— Begin PAGE EXTRACT —
Is there such a thing as a voluntary taxpayer?
You would think not, but there are a growing number of retirees who seem to be happy to pay a 15% tax on their super earnings every year, when they don’t need to.
This extraordinary situation is probably best explained by ignorance of the rules, indecision, enthusiasm to keep working, a reluctance to dip into their super too early (FORO – fear of running out) or even good, old-fashioned laziness.
The widespread problem comes about when people retire, but keep their superannuation sitting in the accumulation phase instead of rolling it over into the pension stage – sometimes for many years and even decades.
Tax snowball rolls on – reducing amount in super
That not only robs them of a totally tax-free regular income if they are over the age of 60, but it also leaves all of the earnings within the fund liable to the 15% headline rate of tax on investment income – a tax that will be snowballing every year, and not in a good way, the longer it continues to apply.
This is not a small issue either with former ASIC deputy chair Jeremy Cooper – who literally wrote the book on superannuation in the form of the Cooper Review – estimating that around two million super accounts that belong to people, who have reached an age-based condition of release for their super still leaving their accounts in accumulation mode.
That’s a serious amount of voluntary tax being paid.
Furthermore Mr Cooper – who is now chairman of retirement income at annuity provider Challenger – has discovered using APRA data that of the 700 Australians who retire every day, only around 60% have rolled their super over into pension mode.
— End PAGE EXTRACT —
— Begin DATA SHOWN —
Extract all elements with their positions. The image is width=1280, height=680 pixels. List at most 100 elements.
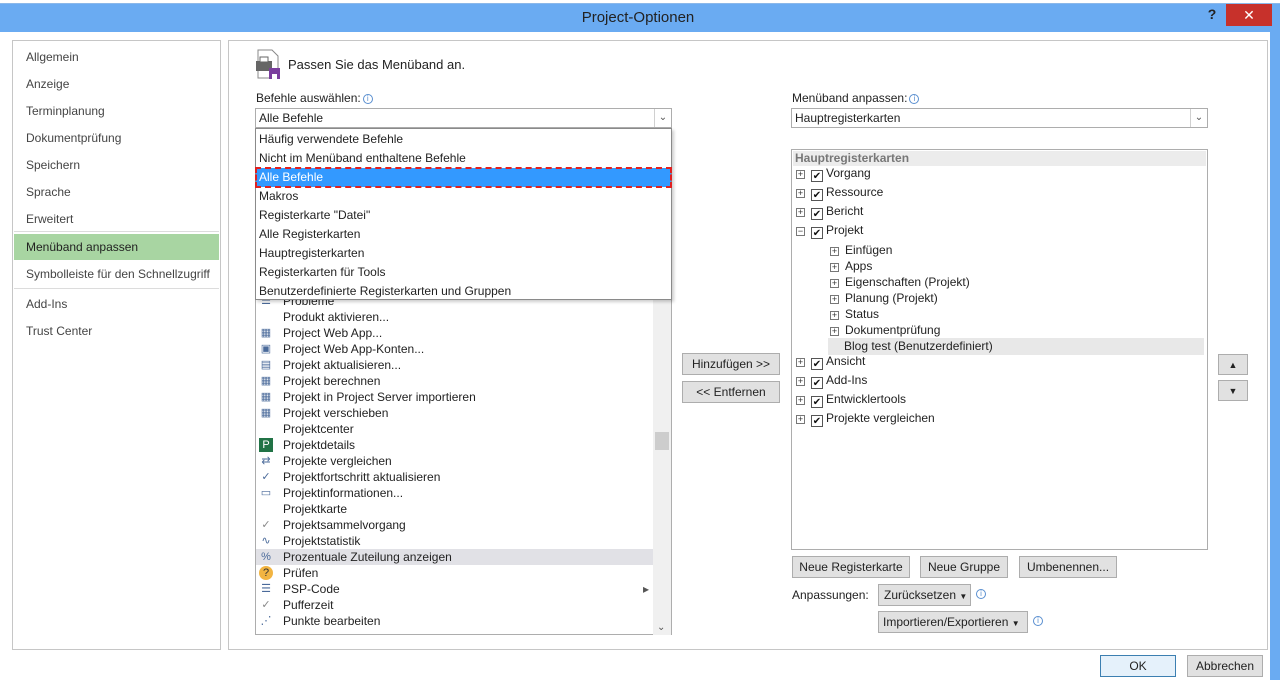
— End DATA SHOWN —
— Begin DATA SHOWN —
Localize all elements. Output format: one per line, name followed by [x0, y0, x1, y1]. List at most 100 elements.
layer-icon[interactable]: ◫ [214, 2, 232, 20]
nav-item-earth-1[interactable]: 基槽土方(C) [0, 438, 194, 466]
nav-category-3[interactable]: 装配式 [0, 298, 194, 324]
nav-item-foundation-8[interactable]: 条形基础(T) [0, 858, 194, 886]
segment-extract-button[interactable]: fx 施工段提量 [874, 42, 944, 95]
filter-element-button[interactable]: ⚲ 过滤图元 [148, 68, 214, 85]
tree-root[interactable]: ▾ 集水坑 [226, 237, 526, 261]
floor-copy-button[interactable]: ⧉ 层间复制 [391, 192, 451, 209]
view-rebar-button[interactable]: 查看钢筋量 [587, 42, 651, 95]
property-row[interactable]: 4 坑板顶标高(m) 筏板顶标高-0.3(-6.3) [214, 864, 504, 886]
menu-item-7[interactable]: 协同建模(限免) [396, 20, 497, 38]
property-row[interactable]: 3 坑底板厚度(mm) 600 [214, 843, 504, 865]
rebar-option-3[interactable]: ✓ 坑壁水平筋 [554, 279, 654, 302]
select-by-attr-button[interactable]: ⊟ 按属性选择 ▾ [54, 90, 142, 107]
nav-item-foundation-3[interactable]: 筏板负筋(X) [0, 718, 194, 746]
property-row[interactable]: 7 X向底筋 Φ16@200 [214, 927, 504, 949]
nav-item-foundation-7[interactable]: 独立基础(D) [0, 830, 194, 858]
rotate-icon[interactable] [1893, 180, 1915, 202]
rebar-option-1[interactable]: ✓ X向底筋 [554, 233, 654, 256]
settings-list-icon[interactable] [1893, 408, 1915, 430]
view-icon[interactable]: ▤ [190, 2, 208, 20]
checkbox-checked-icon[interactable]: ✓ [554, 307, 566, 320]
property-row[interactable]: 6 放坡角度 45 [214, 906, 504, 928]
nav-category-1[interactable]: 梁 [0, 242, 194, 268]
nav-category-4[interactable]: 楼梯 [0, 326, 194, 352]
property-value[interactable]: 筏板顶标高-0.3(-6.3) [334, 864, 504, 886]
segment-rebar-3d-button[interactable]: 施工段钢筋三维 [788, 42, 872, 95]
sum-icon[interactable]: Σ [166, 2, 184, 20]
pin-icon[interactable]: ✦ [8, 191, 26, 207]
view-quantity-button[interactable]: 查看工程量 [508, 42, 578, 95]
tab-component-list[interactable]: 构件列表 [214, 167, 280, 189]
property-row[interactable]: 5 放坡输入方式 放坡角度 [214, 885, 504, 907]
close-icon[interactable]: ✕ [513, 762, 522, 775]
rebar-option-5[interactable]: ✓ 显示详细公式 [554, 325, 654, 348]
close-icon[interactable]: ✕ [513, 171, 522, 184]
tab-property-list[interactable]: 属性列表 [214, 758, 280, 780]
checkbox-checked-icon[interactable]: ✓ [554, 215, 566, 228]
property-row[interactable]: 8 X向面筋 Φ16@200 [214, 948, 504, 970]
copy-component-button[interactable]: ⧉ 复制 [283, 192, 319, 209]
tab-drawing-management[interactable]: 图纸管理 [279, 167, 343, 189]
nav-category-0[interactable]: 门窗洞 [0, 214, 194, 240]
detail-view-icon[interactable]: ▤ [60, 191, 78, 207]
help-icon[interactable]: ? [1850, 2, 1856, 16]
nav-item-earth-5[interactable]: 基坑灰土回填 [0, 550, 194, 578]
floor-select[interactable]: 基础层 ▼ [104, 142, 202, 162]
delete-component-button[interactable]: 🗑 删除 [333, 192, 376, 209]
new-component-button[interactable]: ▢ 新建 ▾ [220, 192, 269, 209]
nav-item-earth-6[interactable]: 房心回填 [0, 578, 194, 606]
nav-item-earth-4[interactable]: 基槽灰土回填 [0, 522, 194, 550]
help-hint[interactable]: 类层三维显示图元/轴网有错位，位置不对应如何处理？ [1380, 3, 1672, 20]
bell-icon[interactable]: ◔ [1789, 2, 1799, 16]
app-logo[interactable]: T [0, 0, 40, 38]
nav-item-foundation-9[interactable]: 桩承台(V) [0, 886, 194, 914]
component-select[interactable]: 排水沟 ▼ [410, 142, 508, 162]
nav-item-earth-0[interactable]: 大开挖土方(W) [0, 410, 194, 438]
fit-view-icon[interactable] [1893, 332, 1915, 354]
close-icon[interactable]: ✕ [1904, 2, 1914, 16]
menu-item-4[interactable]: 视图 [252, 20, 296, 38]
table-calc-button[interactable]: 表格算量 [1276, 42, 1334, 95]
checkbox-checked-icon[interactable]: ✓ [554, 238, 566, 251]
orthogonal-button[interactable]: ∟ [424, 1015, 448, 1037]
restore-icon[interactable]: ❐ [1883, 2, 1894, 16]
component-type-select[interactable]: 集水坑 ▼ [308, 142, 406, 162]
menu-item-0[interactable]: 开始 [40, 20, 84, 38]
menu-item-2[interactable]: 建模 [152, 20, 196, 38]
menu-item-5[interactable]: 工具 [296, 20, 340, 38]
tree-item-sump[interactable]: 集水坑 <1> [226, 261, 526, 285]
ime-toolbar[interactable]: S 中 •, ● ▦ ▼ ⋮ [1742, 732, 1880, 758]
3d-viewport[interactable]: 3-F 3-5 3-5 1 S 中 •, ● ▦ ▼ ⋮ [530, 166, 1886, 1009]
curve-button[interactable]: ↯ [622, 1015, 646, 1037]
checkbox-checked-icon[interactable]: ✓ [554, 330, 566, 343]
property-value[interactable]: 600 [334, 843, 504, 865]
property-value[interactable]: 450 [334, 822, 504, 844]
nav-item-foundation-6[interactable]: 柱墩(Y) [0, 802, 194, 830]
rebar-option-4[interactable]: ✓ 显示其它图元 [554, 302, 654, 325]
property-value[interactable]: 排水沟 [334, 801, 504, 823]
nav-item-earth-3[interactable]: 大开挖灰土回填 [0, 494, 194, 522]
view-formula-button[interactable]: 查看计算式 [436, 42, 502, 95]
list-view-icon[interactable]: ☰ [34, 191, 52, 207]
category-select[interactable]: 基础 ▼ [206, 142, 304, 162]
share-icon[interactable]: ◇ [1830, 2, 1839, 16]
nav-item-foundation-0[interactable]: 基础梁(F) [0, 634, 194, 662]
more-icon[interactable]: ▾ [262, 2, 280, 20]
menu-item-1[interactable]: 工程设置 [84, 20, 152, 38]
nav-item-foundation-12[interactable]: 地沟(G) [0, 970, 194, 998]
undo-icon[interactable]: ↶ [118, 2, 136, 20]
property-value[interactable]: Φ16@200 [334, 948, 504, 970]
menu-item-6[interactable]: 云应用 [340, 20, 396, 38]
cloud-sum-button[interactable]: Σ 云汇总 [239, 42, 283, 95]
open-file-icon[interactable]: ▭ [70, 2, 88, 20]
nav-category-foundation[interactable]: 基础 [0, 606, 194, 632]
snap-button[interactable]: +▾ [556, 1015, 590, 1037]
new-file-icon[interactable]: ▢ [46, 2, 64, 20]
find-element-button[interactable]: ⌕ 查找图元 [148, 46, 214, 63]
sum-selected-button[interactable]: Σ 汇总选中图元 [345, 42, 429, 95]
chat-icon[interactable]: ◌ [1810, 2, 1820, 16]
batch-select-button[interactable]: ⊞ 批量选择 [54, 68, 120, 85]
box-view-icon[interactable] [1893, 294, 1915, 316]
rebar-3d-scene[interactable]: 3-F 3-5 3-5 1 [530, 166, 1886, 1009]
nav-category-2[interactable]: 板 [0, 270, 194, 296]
— End DATA SHOWN —
▶ _WHAT THE TASK ASKS_
Reproduce the part of the superannuation article that begins at "Tax snowball rolls", stopping after "tax being paid.". The rows have no connection to the superannuation article.

▶ _ANSWER TO THIS TASK_
Tax snowball rolls on – reducing amount in super
That not only robs them of a totally tax-free regular income if they are over the age of 60, but it also leaves all of the earnings within the fund liable to the 15% headline rate of tax on investment income – a tax that will be snowballing every year, and not in a good way, the longer it continues to apply.
This is not a small issue either with former ASIC deputy chair Jeremy Cooper – who literally wrote the book on superannuation in the form of the Cooper Review – estimating that around two million super accounts that belong to people, who have reached an age-based condition of release for their super still leaving their accounts in accumulation mode.
That’s a serious amount of voluntary tax being paid.